Collected data:
** Start **
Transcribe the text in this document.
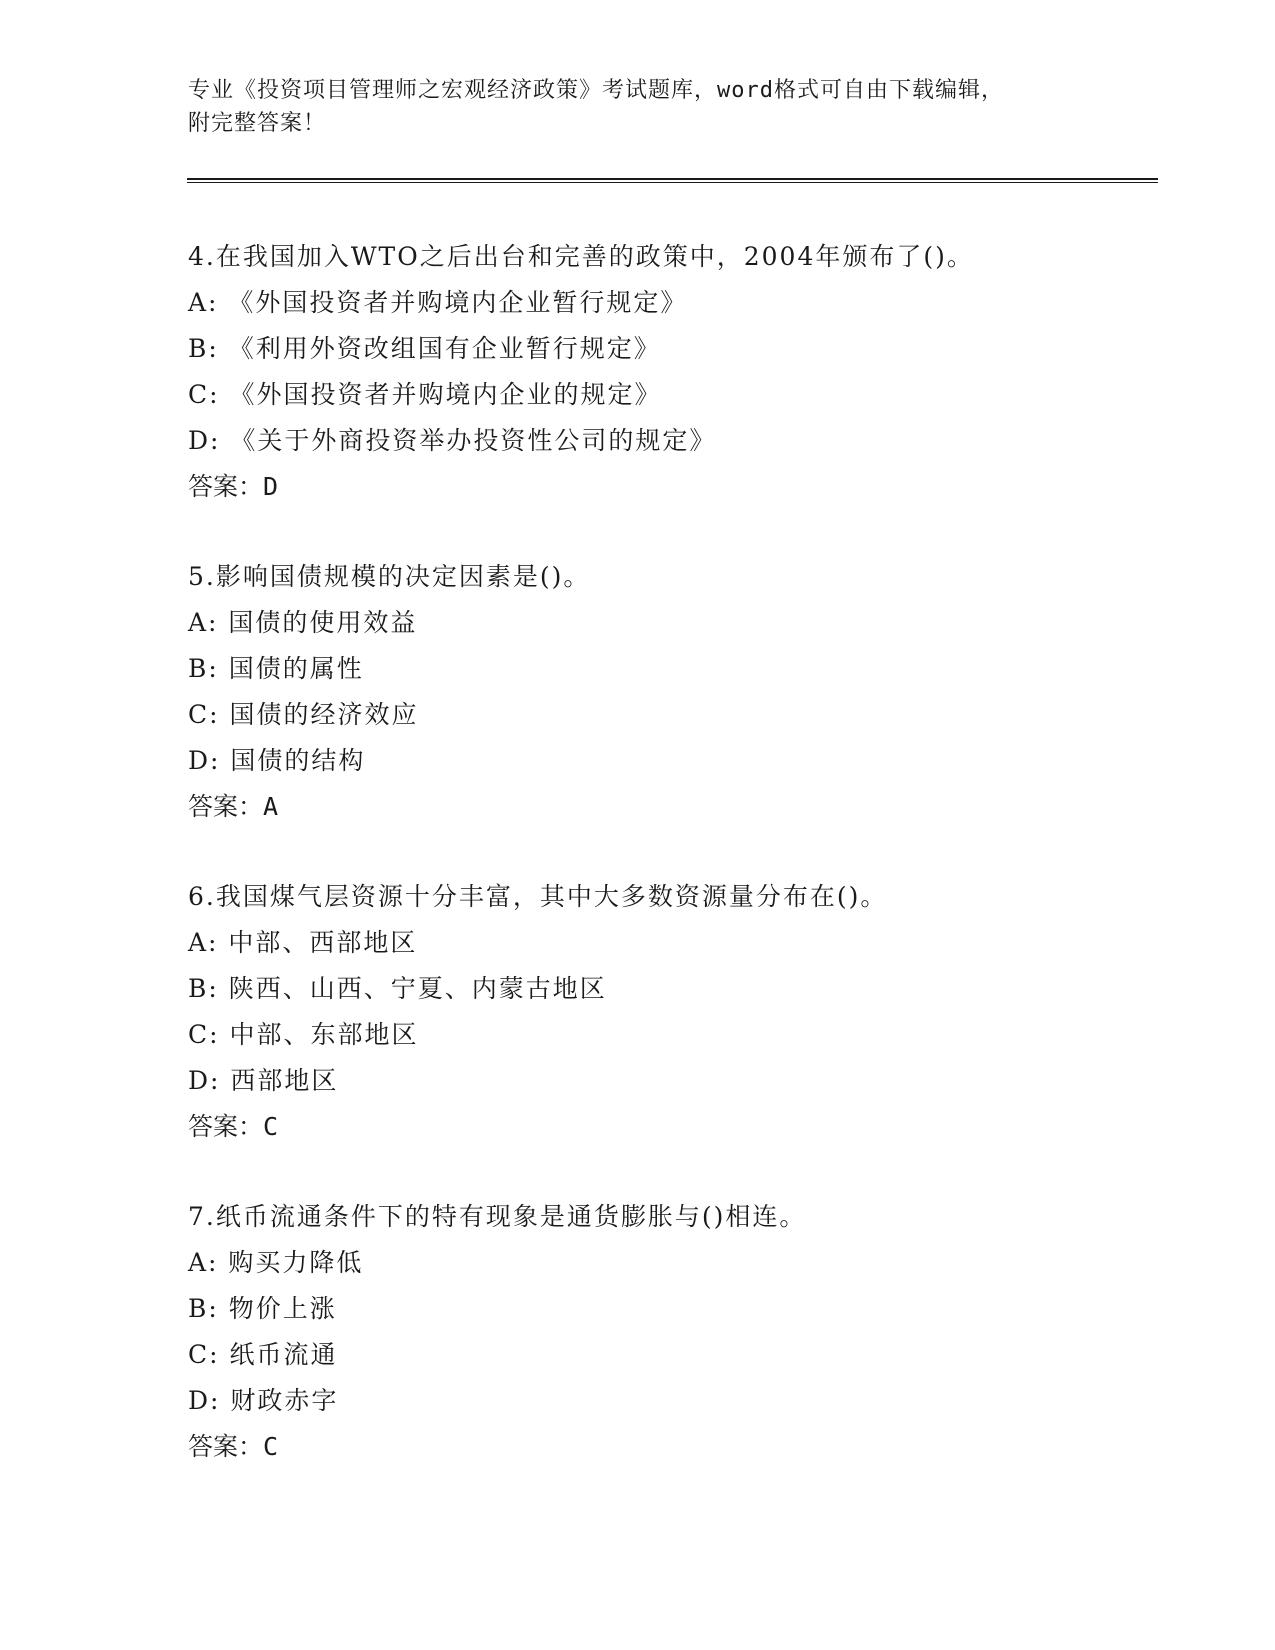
专业《投资项目管理师之宏观经济政策》考试题库，word格式可自由下载编辑，
附完整答案！
4.在我国加入WTO之后出台和完善的政策中，2004年颁布了()。
A: 《外国投资者并购境内企业暂行规定》
B: 《利用外资改组国有企业暂行规定》
C: 《外国投资者并购境内企业的规定》
D: 《关于外商投资举办投资性公司的规定》
答案：D
5.影响国债规模的决定因素是()。
A: 国债的使用效益
B: 国债的属性
C: 国债的经济效应
D: 国债的结构
答案：A
6.我国煤气层资源十分丰富，其中大多数资源量分布在()。
A: 中部、西部地区
B: 陕西、山西、宁夏、内蒙古地区
C: 中部、东部地区
D: 西部地区
答案：C
7.纸币流通条件下的特有现象是通货膨胀与()相连。
A: 购买力降低
B: 物价上涨
C: 纸币流通
D: 财政赤字
答案：C
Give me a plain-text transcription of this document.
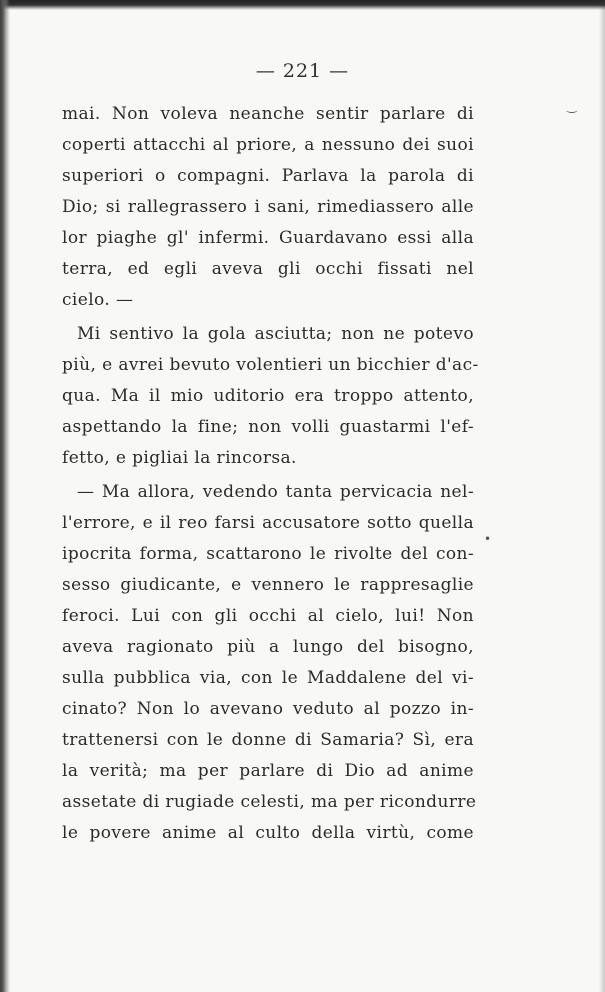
— 221 —
mai. Non voleva neanche sentir parlare di
coperti attacchi al priore, a nessuno dei suoi
superiori o compagni. Parlava la parola di
Dio; si rallegrassero i sani, rimediassero alle
lor piaghe gl' infermi. Guardavano essi alla
terra, ed egli aveva gli occhi fissati nel
cielo. —
Mi sentivo la gola asciutta; non ne potevo
più, e avrei bevuto volentieri un bicchier d'ac-
qua. Ma il mio uditorio era troppo attento,
aspettando la fine; non volli guastarmi l'ef-
fetto, e pigliai la rincorsa.
— Ma allora, vedendo tanta pervicacia nel-
l'errore, e il reo farsi accusatore sotto quella
ipocrita forma, scattarono le rivolte del con-
sesso giudicante, e vennero le rappresaglie
feroci. Lui con gli occhi al cielo, lui! Non
aveva ragionato più a lungo del bisogno,
sulla pubblica via, con le Maddalene del vi-
cinato? Non lo avevano veduto al pozzo in-
trattenersi con le donne di Samaria? Sì, era
la verità; ma per parlare di Dio ad anime
assetate di rugiade celesti, ma per ricondurre
le povere anime al culto della virtù, come
‿
•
** End **
Restate each entry word for word, leaving out any pictures.

Expected answer
Transcribe the text in this document.
专业《投资项目管理师之宏观经济政策》考试题库，word格式可自由下载编辑，
附完整答案！
4.在我国加入WTO之后出台和完善的政策中，2004年颁布了()。
A: 《外国投资者并购境内企业暂行规定》
B: 《利用外资改组国有企业暂行规定》
C: 《外国投资者并购境内企业的规定》
D: 《关于外商投资举办投资性公司的规定》
答案：D
5.影响国债规模的决定因素是()。
A: 国债的使用效益
B: 国债的属性
C: 国债的经济效应
D: 国债的结构
答案：A
6.我国煤气层资源十分丰富，其中大多数资源量分布在()。
A: 中部、西部地区
B: 陕西、山西、宁夏、内蒙古地区
C: 中部、东部地区
D: 西部地区
答案：C
7.纸币流通条件下的特有现象是通货膨胀与()相连。
A: 购买力降低
B: 物价上涨
C: 纸币流通
D: 财政赤字
答案：C
Give me a plain-text transcription of this document.
— 221 —
mai. Non voleva neanche sentir parlare di
coperti attacchi al priore, a nessuno dei suoi
superiori o compagni. Parlava la parola di
Dio; si rallegrassero i sani, rimediassero alle
lor piaghe gl' infermi. Guardavano essi alla
terra, ed egli aveva gli occhi fissati nel
cielo. —
Mi sentivo la gola asciutta; non ne potevo
più, e avrei bevuto volentieri un bicchier d'ac-
qua. Ma il mio uditorio era troppo attento,
aspettando la fine; non volli guastarmi l'ef-
fetto, e pigliai la rincorsa.
— Ma allora, vedendo tanta pervicacia nel-
l'errore, e il reo farsi accusatore sotto quella
ipocrita forma, scattarono le rivolte del con-
sesso giudicante, e vennero le rappresaglie
feroci. Lui con gli occhi al cielo, lui! Non
aveva ragionato più a lungo del bisogno,
sulla pubblica via, con le Maddalene del vi-
cinato? Non lo avevano veduto al pozzo in-
trattenersi con le donne di Samaria? Sì, era
la verità; ma per parlare di Dio ad anime
assetate di rugiade celesti, ma per ricondurre
le povere anime al culto della virtù, come
‿
•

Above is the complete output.